Visual layout records:
---

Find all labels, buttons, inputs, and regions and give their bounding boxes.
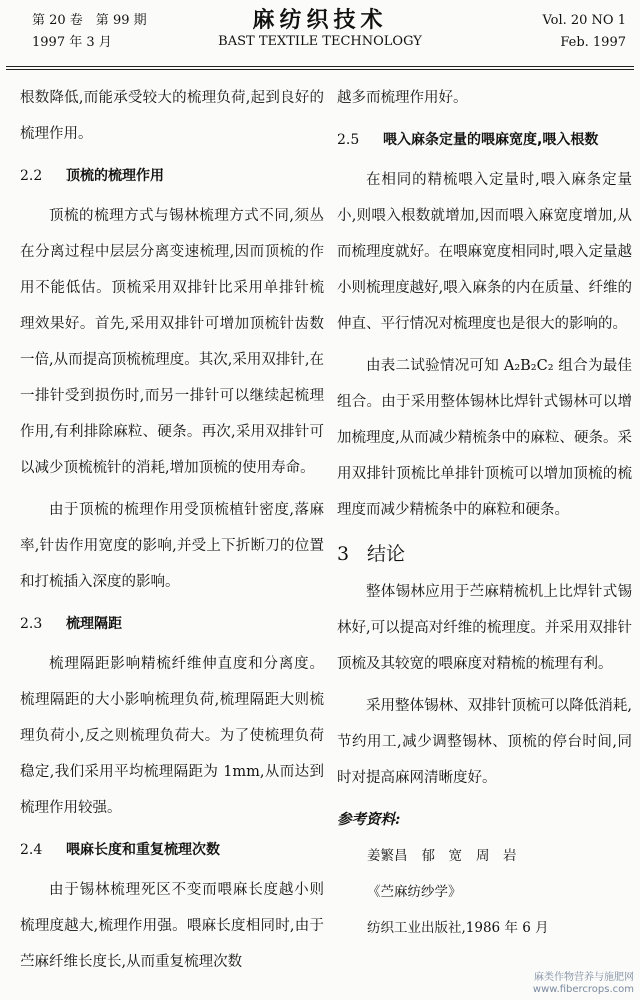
section-heading — [337, 122, 632, 158]
chapter-title: 结论 — [367, 543, 406, 565]
issue-info-en — [542, 10, 626, 54]
right-column — [337, 80, 632, 946]
journal-title: 麻纺织技术 — [252, 7, 388, 33]
chapter-number: 3 — [337, 543, 350, 565]
watermark-name: 麻类作物营养与施肥网 — [534, 972, 634, 983]
paragraph: 在相同的精梳喂入定量时,喂入麻条定量小,则喂入根数就增加,因而喂入麻宽度增加,从而梳理度就好。在喂麻宽度相同时,喂入定量越小则梳理度越好,喂入麻条的内在质量、纤维的伸直、平行情况对梳理度也是很大的影响的。 — [337, 172, 632, 332]
header-rule-top — [6, 66, 634, 67]
paragraph: 梳理隔距影响精梳纤维伸直度和分离度。梳理隔距的大小影响梳理负荷,梳理隔距大则梳理负荷小,反之则梳理负荷大。为了使梳理负荷稳定,我们采用平均梳理隔距为 1mm,从而达到梳理作用较强。 — [20, 656, 324, 816]
journal-header — [0, 0, 640, 70]
section-title: 喂入麻条定量的喂麻宽度,喂入根数 — [383, 132, 599, 148]
section-title: 梳理隔距 — [66, 616, 122, 632]
paragraph: 顶梳的梳理方式与锡林梳理方式不同,须丛在分离过程中层层分离变速梳理,因而顶梳的作用不能低估。顶梳采用双排针比采用单排针梳理效果好。首先,采用双排针可增加顶梳针齿数一倍,从而提高顶梳梳理度。其次,采用双排针,在一排针受到损伤时,而另一排针可以继续起梳理作用,有利排除麻粒、硬条。再次,采用双排针可以减少顶梳梳针的消耗,增加顶梳的使用寿命。 — [20, 208, 324, 476]
section-heading — [20, 832, 324, 868]
paragraph: 由表二试验情况可知 A₂B₂C₂ 组合为最佳组合。由于采用整体锡林比焊针式锡林可以增加梳理度,从而减少精梳条中的麻粒、硬条。采用双排针顶梳比单排针顶梳可以增加顶梳的梳理度而减少精梳条中的麻粒和硬条。 — [337, 358, 632, 518]
header-rule-bottom — [6, 69, 634, 70]
paragraph: 由于顶梳的梳理作用受顶梳植针密度,落麻率,针齿作用宽度的影响,并受上下折断刀的位置和打梳插入深度的影响。 — [20, 502, 324, 590]
section-title: 喂麻长度和重复梳理次数 — [66, 842, 220, 858]
chapter-heading — [337, 534, 632, 574]
section-title: 顶梳的梳理作用 — [66, 168, 164, 184]
continued-paragraph: 越多而梳理作用好。 — [337, 90, 468, 106]
paragraph: 整体锡林应用于苎麻精梳机上比焊针式锡林好,可以提高对纤维的梳理度。并采用双排针顶梳及其较宽的喂麻度对精梳的梳理有利。 — [337, 584, 632, 672]
issue-date-en: Feb. 1997 — [560, 35, 626, 50]
reference-entry — [337, 838, 632, 946]
section-heading — [20, 606, 324, 642]
reference-author: 郁 宽 — [421, 848, 462, 864]
paragraph: 采用整体锡林、双排针顶梳可以降低消耗,节约用工,减少调整锡林、顶梳的停台时间,同时对提高麻网清晰度好。 — [337, 698, 632, 786]
volume-issue: 第 20 卷 第 99 期 — [32, 13, 147, 28]
reference-author: 姜繁昌 — [367, 848, 408, 864]
journal-subtitle: BAST TEXTILE TECHNOLOGY — [218, 34, 422, 49]
continued-paragraph: 根数降低,而能承受较大的梳理负荷,起到良好的梳理作用。 — [20, 90, 324, 142]
reference-publisher: 纺织工业出版社,1986 年 6 月 — [367, 920, 549, 936]
section-number: 2.5 — [337, 132, 360, 148]
section-heading — [20, 158, 324, 194]
section-number: 2.4 — [20, 842, 43, 858]
issue-date: 1997 年 3 月 — [32, 35, 112, 50]
references-label: 参考资料: — [337, 811, 401, 828]
reference-title: 《苎麻纺纱学》 — [367, 884, 462, 900]
reference-authors — [367, 838, 632, 910]
section-number: 2.2 — [20, 168, 43, 184]
paragraph: 由于锡林梳理死区不变而喂麻长度越小则梳理度越大,梳理作用强。喂麻长度相同时,由于苎麻纤维长度长,从而重复梳理次数 — [20, 882, 324, 970]
section-number: 2.3 — [20, 616, 43, 632]
volume-issue-en: Vol. 20 NO 1 — [542, 13, 626, 28]
left-column — [20, 80, 324, 986]
site-watermark — [533, 972, 634, 996]
reference-author: 周 岩 — [476, 848, 517, 864]
watermark-url: www.fibercrops.com — [532, 984, 634, 995]
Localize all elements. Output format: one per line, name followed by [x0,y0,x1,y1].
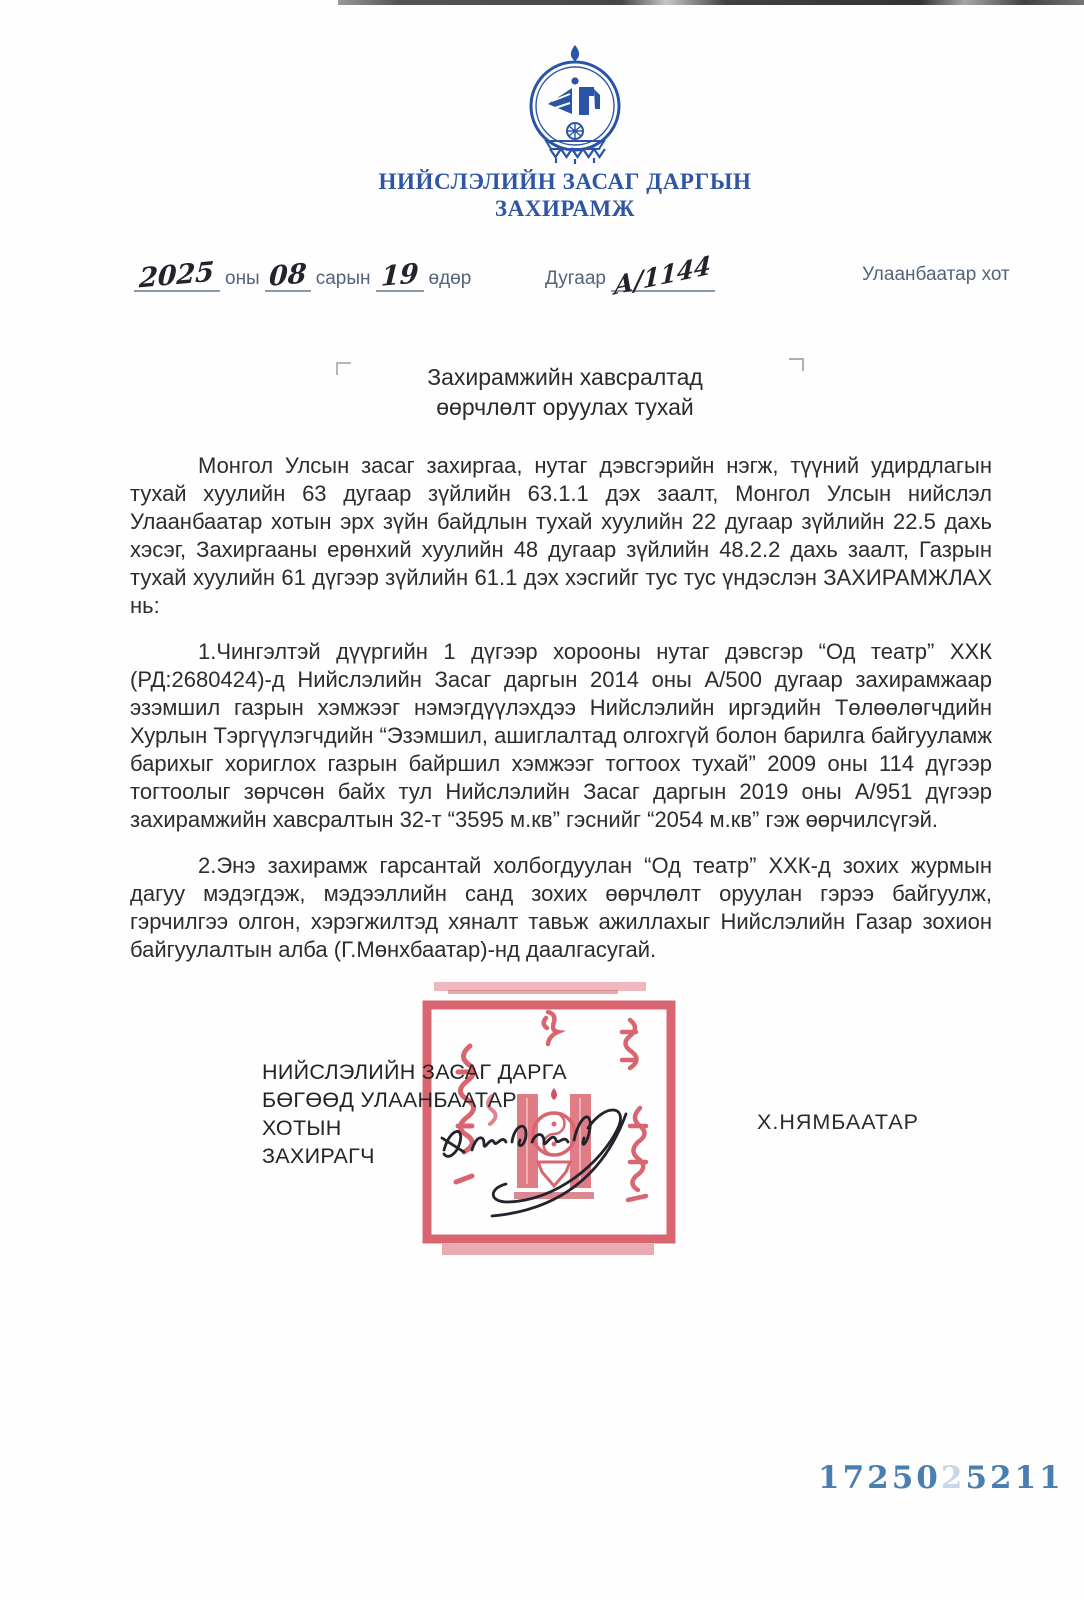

---

*DIRECTIVE*. Reproduce every line of the records above verbatim, leaving out the pictures.

*THE ANSWER*.
Find all labels, buttons, inputs, and regions and give their bounding boxes.
section-heading — [337, 122, 632, 158]
chapter-title: 结论 — [367, 543, 406, 565]
issue-info-en — [542, 10, 626, 54]
right-column — [337, 80, 632, 946]
journal-title: 麻纺织技术 — [252, 7, 388, 33]
chapter-number: 3 — [337, 543, 350, 565]
watermark-name: 麻类作物营养与施肥网 — [534, 972, 634, 983]
paragraph: 在相同的精梳喂入定量时,喂入麻条定量小,则喂入根数就增加,因而喂入麻宽度增加,从而梳理度就好。在喂麻宽度相同时,喂入定量越小则梳理度越好,喂入麻条的内在质量、纤维的伸直、平行情况对梳理度也是很大的影响的。 — [337, 172, 632, 332]
header-rule-top — [6, 66, 634, 67]
paragraph: 梳理隔距影响精梳纤维伸直度和分离度。梳理隔距的大小影响梳理负荷,梳理隔距大则梳理负荷小,反之则梳理负荷大。为了使梳理负荷稳定,我们采用平均梳理隔距为 1mm,从而达到梳理作用较强。 — [20, 656, 324, 816]
journal-header — [0, 0, 640, 70]
section-title: 喂入麻条定量的喂麻宽度,喂入根数 — [383, 132, 599, 148]
section-title: 梳理隔距 — [66, 616, 122, 632]
paragraph: 顶梳的梳理方式与锡林梳理方式不同,须丛在分离过程中层层分离变速梳理,因而顶梳的作用不能低估。顶梳采用双排针比采用单排针梳理效果好。首先,采用双排针可增加顶梳针齿数一倍,从而提高顶梳梳理度。其次,采用双排针,在一排针受到损伤时,而另一排针可以继续起梳理作用,有利排除麻粒、硬条。再次,采用双排针可以减少顶梳梳针的消耗,增加顶梳的使用寿命。 — [20, 208, 324, 476]
section-heading — [20, 832, 324, 868]
paragraph: 由表二试验情况可知 A₂B₂C₂ 组合为最佳组合。由于采用整体锡林比焊针式锡林可以增加梳理度,从而减少精梳条中的麻粒、硬条。采用双排针顶梳比单排针顶梳可以增加顶梳的梳理度而减少精梳条中的麻粒和硬条。 — [337, 358, 632, 518]
header-rule-bottom — [6, 69, 634, 70]
paragraph: 由于顶梳的梳理作用受顶梳植针密度,落麻率,针齿作用宽度的影响,并受上下折断刀的位置和打梳插入深度的影响。 — [20, 502, 324, 590]
section-title: 喂麻长度和重复梳理次数 — [66, 842, 220, 858]
chapter-heading — [337, 534, 632, 574]
section-title: 顶梳的梳理作用 — [66, 168, 164, 184]
continued-paragraph: 越多而梳理作用好。 — [337, 90, 468, 106]
paragraph: 整体锡林应用于苎麻精梳机上比焊针式锡林好,可以提高对纤维的梳理度。并采用双排针顶梳及其较宽的喂麻度对精梳的梳理有利。 — [337, 584, 632, 672]
issue-date-en: Feb. 1997 — [560, 35, 626, 50]
reference-entry — [337, 838, 632, 946]
section-heading — [20, 606, 324, 642]
reference-author: 郁 宽 — [421, 848, 462, 864]
paragraph: 采用整体锡林、双排针顶梳可以降低消耗,节约用工,减少调整锡林、顶梳的停台时间,同时对提高麻网清晰度好。 — [337, 698, 632, 786]
volume-issue: 第 20 卷 第 99 期 — [32, 13, 147, 28]
reference-author: 姜繁昌 — [367, 848, 408, 864]
journal-subtitle: BAST TEXTILE TECHNOLOGY — [218, 34, 422, 49]
continued-paragraph: 根数降低,而能承受较大的梳理负荷,起到良好的梳理作用。 — [20, 90, 324, 142]
reference-publisher: 纺织工业出版社,1986 年 6 月 — [367, 920, 549, 936]
section-number: 2.5 — [337, 132, 360, 148]
section-heading — [20, 158, 324, 194]
section-number: 2.4 — [20, 842, 43, 858]
issue-date: 1997 年 3 月 — [32, 35, 112, 50]
references-label: 参考资料: — [337, 811, 401, 828]
reference-title: 《苎麻纺纱学》 — [367, 884, 462, 900]
reference-authors — [367, 838, 632, 910]
section-number: 2.2 — [20, 168, 43, 184]
paragraph: 由于锡林梳理死区不变而喂麻长度越小则梳理度越大,梳理作用强。喂麻长度相同时,由于苎麻纤维长度长,从而重复梳理次数 — [20, 882, 324, 970]
section-number: 2.3 — [20, 616, 43, 632]
volume-issue-en: Vol. 20 NO 1 — [542, 13, 626, 28]
left-column — [20, 80, 324, 986]
site-watermark — [533, 972, 634, 996]
reference-author: 周 岩 — [476, 848, 517, 864]
watermark-url: www.fibercrops.com — [532, 984, 634, 995]
Localize all elements. Output format: one per line, name followed by [x0,y0,x1,y1].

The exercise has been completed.